'''

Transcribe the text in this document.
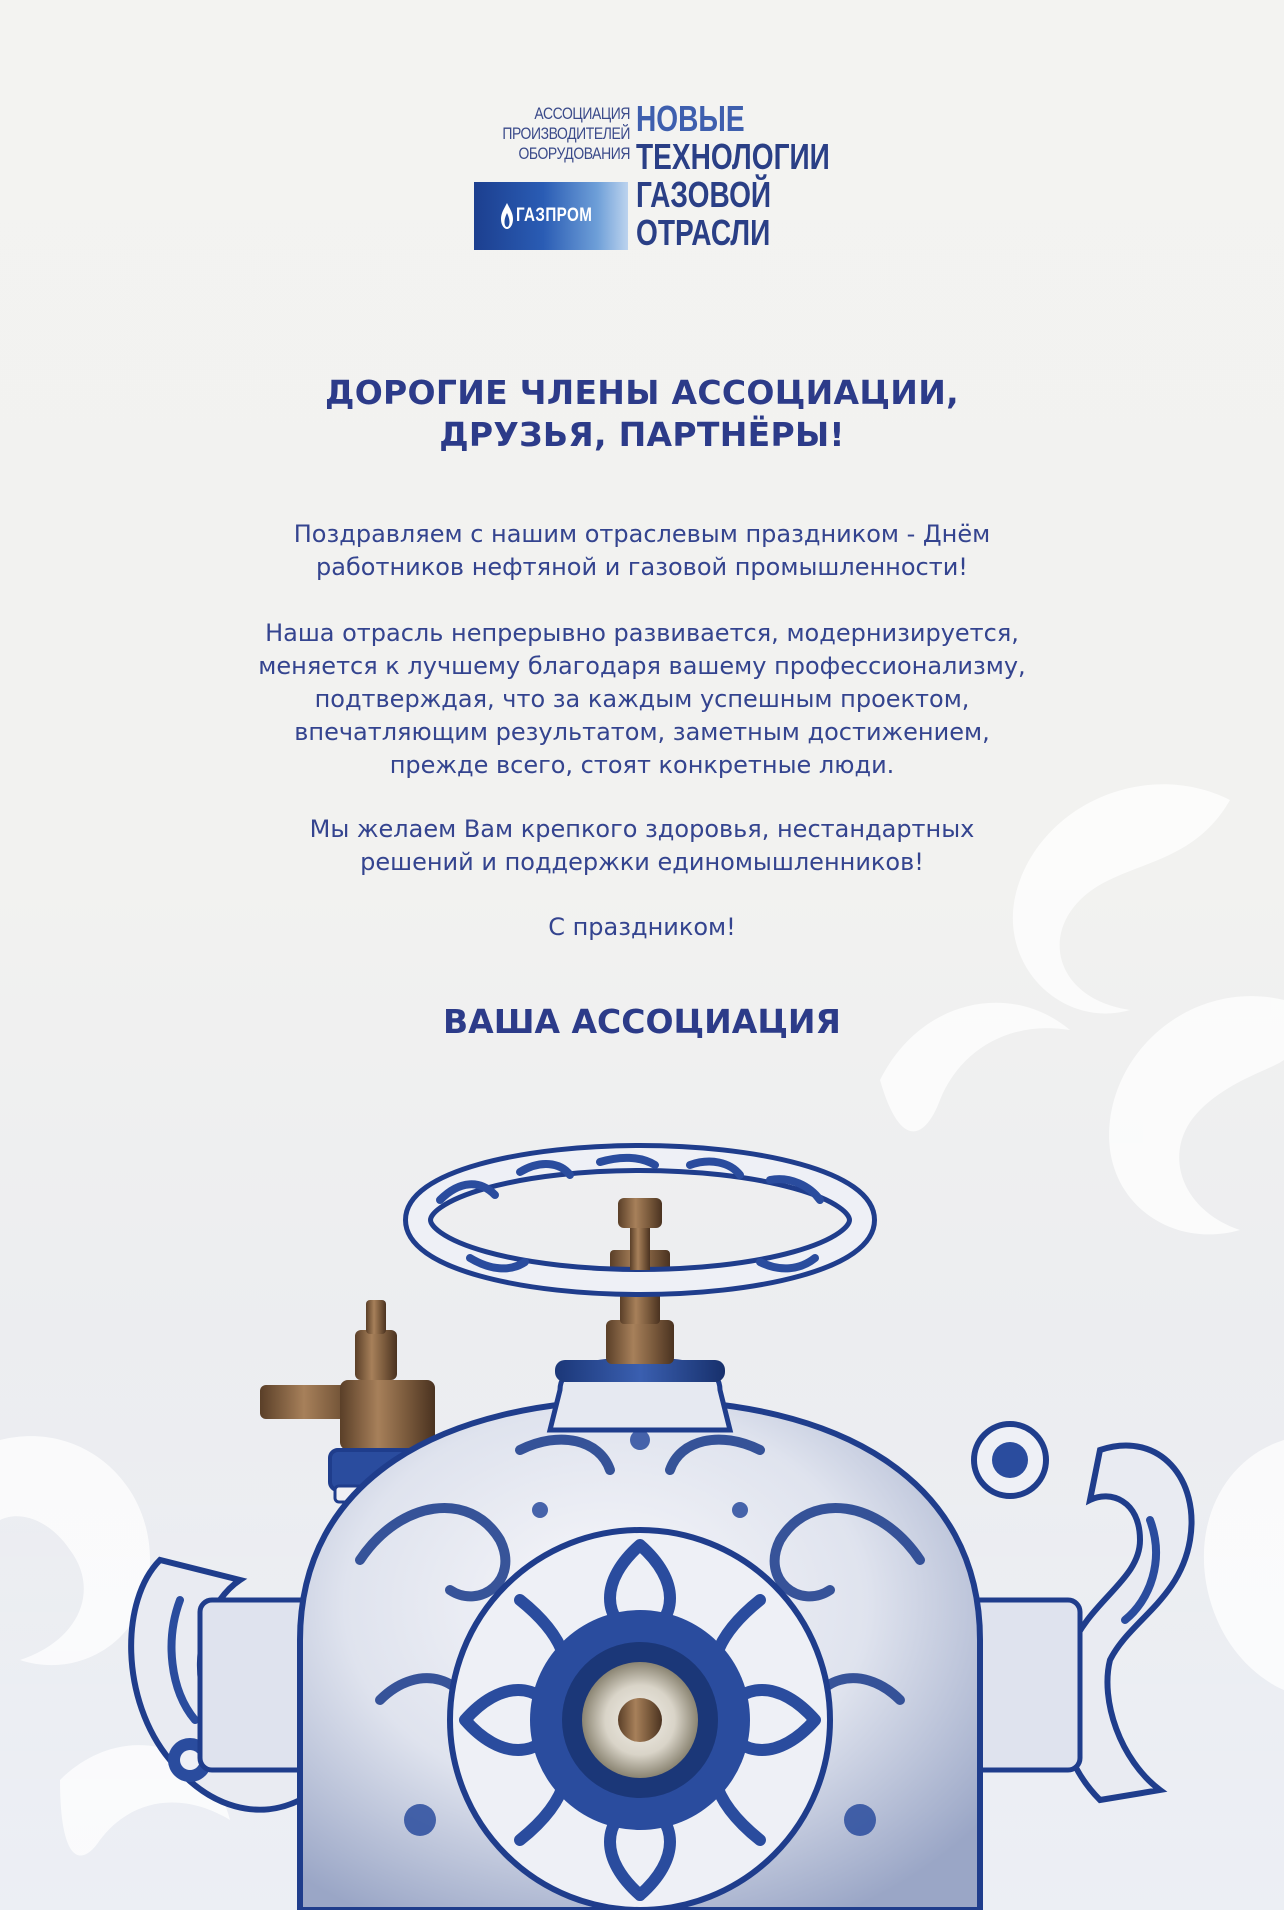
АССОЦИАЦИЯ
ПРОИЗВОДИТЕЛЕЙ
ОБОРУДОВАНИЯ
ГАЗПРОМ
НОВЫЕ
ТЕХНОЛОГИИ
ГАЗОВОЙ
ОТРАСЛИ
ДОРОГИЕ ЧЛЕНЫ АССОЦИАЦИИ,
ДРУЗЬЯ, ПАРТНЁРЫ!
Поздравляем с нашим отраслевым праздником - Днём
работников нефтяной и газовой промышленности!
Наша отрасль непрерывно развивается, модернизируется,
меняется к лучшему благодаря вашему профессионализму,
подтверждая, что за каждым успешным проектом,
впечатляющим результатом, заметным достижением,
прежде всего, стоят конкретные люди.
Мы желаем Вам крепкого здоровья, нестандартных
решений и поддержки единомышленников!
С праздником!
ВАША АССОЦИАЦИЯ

'''
'''

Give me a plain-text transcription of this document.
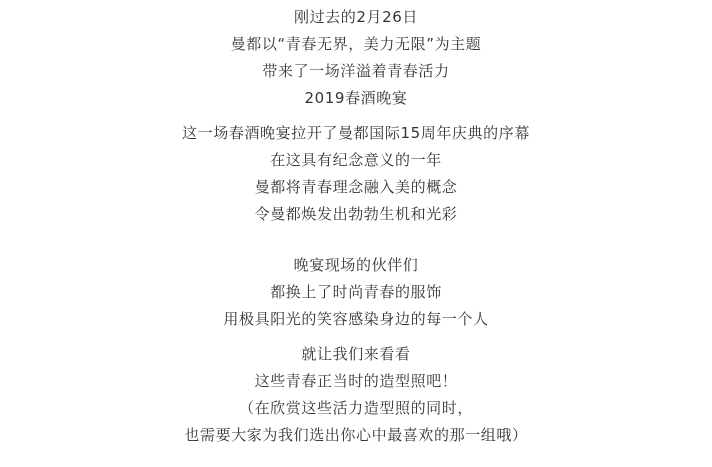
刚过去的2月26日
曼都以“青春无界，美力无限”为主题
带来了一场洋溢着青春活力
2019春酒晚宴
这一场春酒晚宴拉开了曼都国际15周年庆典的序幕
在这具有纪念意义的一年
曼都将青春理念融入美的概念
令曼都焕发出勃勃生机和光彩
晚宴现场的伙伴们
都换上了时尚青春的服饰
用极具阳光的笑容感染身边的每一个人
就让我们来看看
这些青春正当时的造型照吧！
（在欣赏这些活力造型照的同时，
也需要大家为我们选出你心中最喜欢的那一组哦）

'''
'''

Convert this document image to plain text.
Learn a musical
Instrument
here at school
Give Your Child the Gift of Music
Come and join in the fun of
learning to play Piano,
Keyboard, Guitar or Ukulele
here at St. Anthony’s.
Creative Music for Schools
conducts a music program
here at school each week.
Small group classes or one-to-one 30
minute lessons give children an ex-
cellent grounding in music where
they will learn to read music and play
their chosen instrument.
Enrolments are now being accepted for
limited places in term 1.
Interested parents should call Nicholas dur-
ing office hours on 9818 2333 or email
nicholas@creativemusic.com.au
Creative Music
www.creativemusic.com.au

'''

To do :: Find every line that has "text" in it, then return those lines.

Response to the task ::
Transcribe the text in this document.
Give me a plain-text transcription of this document.
Convert this document image to plain text.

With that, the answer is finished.